[Records excerpted from a collection]
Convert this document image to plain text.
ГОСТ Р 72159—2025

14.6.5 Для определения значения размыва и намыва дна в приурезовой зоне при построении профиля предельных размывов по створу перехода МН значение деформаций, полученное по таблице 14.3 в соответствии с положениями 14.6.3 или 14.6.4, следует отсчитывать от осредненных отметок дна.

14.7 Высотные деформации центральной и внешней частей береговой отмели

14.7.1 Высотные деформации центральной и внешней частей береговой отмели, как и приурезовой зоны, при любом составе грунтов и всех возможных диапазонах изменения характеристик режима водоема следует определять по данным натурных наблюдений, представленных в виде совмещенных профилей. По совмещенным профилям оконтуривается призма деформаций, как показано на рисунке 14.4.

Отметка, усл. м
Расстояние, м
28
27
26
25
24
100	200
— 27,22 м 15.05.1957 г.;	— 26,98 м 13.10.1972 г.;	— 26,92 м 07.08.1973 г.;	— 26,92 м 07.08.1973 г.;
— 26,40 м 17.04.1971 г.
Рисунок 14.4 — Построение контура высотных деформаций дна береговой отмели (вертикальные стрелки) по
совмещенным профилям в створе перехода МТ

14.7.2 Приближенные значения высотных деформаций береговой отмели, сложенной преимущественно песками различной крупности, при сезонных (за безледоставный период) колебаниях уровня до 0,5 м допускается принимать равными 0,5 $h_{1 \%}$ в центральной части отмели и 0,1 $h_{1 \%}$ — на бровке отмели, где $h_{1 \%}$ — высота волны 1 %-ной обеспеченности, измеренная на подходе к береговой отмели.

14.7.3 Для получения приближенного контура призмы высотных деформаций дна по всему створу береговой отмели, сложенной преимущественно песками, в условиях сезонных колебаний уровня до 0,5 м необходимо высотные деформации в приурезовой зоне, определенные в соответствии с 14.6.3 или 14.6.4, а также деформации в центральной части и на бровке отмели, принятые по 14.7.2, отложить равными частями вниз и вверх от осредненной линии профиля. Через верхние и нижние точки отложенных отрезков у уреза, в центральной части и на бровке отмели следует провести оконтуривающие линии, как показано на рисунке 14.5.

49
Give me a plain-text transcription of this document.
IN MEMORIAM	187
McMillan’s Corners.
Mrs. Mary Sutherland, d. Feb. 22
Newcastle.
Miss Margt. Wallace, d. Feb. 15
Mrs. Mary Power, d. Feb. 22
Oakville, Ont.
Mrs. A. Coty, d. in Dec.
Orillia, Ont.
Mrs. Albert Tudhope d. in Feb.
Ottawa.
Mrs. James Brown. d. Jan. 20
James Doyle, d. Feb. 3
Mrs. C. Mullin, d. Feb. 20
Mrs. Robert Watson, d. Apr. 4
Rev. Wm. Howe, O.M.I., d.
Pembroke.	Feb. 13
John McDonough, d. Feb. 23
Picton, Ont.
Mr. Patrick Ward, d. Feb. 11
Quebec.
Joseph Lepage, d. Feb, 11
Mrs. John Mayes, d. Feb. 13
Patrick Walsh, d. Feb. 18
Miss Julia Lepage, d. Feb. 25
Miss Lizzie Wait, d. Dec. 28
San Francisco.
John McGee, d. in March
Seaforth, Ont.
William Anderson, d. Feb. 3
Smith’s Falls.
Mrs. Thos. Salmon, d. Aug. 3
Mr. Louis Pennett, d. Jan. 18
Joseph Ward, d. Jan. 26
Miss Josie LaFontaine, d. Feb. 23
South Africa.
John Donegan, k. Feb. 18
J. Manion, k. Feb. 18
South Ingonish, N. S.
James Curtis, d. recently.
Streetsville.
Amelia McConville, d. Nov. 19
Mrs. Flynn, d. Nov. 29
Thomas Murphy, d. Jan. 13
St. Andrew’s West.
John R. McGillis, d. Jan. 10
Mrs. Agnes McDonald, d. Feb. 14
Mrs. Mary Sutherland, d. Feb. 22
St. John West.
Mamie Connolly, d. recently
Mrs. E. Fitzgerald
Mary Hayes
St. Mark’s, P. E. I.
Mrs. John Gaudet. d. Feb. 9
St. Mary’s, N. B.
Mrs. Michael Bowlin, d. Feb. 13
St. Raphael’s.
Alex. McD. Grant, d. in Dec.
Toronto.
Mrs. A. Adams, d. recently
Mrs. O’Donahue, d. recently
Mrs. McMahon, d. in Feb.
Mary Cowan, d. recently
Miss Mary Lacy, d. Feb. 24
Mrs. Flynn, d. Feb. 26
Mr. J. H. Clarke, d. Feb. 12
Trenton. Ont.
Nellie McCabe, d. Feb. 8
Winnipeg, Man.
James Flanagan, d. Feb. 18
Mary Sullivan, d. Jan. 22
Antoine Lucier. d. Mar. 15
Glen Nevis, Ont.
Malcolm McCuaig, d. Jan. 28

__Exercise__
Scan the lines above for "document", then copy every one that has it.

__Response to the task__
Convert this document image to plain text.
Give me a plain-text transcription of this document.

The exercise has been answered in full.